* **The task**
Give the count of lines that include the string "name". Add nothing to it.

··· Provided records

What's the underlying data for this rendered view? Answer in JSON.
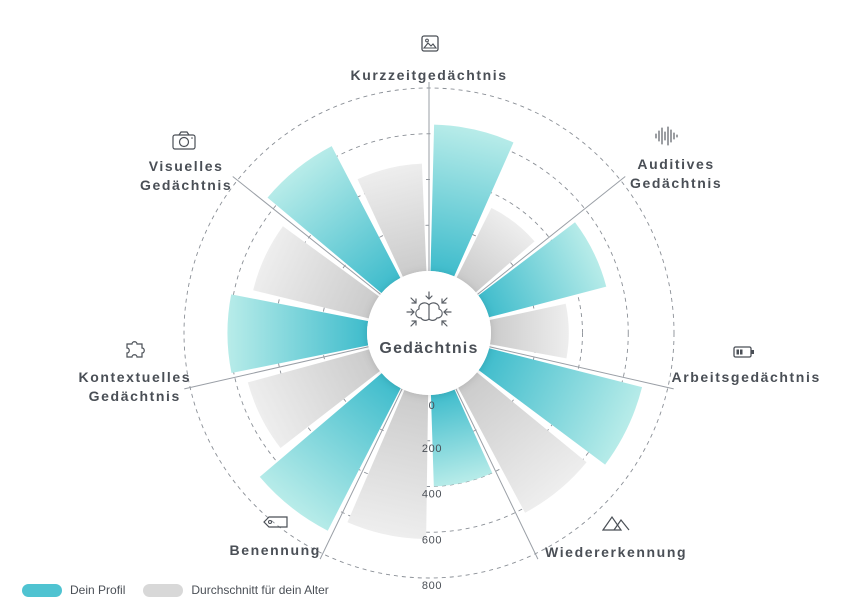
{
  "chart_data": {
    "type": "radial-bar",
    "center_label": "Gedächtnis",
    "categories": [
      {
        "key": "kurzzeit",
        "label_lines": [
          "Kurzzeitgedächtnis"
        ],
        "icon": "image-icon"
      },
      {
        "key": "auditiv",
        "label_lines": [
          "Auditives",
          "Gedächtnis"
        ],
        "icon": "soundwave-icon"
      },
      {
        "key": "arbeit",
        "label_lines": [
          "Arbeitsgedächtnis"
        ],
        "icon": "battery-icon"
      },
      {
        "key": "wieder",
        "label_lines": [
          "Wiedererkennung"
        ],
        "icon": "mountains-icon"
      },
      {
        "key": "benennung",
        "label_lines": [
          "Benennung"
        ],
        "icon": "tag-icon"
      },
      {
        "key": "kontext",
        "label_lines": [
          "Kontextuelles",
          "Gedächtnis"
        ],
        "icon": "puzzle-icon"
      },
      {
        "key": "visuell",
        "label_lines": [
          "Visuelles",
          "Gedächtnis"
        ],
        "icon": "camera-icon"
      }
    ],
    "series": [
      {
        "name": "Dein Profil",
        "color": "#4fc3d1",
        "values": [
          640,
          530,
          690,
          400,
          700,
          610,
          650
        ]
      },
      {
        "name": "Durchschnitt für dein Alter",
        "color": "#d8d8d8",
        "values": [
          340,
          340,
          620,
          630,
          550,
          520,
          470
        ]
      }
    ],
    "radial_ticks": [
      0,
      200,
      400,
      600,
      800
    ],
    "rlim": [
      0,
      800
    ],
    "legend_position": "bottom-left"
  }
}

······

* **Solution below**
2